* **INSTRUCTIONS FOR THE TASK**: In the lines below, find how many contain the word "Mountain" and report that figure alone.

Stored entries
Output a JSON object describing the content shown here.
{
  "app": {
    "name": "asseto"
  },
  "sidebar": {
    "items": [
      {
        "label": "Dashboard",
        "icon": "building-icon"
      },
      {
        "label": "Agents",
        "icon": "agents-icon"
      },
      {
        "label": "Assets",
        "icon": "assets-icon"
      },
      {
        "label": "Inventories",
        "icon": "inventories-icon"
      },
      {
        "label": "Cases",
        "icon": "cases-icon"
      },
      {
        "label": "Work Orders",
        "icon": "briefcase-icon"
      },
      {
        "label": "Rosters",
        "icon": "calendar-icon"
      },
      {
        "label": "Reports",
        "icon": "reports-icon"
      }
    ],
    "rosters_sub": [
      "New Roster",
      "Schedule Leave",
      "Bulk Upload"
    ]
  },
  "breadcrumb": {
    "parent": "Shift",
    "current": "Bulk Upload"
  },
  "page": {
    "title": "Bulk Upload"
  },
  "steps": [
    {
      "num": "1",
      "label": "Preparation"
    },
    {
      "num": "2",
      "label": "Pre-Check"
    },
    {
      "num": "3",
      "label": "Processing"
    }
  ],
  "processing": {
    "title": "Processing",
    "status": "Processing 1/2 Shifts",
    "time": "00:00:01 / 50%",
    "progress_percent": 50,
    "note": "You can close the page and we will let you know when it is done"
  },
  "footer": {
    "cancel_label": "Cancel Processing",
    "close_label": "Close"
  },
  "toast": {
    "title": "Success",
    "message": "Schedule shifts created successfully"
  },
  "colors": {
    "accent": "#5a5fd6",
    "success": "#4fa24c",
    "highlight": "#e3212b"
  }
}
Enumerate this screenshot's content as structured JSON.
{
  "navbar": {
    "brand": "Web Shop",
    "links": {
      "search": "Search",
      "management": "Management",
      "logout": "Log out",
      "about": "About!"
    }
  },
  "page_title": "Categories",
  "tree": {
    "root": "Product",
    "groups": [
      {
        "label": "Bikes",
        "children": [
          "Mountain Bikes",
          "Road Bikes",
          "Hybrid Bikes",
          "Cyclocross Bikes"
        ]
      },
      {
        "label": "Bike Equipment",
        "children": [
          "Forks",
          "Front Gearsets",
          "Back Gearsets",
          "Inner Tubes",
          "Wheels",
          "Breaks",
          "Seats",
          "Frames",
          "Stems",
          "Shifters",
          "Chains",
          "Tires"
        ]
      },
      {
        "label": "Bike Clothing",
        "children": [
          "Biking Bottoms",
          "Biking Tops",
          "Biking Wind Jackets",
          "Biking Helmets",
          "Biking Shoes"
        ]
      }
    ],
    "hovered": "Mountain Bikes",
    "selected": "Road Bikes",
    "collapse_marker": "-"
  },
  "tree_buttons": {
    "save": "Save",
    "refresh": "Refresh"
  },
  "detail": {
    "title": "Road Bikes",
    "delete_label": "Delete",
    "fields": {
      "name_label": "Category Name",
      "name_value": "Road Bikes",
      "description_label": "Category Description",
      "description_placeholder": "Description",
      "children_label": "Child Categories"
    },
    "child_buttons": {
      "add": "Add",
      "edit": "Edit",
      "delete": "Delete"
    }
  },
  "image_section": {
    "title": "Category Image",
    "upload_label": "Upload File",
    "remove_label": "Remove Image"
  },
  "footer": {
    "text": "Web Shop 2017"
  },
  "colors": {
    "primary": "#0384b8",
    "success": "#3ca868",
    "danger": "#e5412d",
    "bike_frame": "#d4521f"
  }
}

* **EXERCISE RESULT**: 2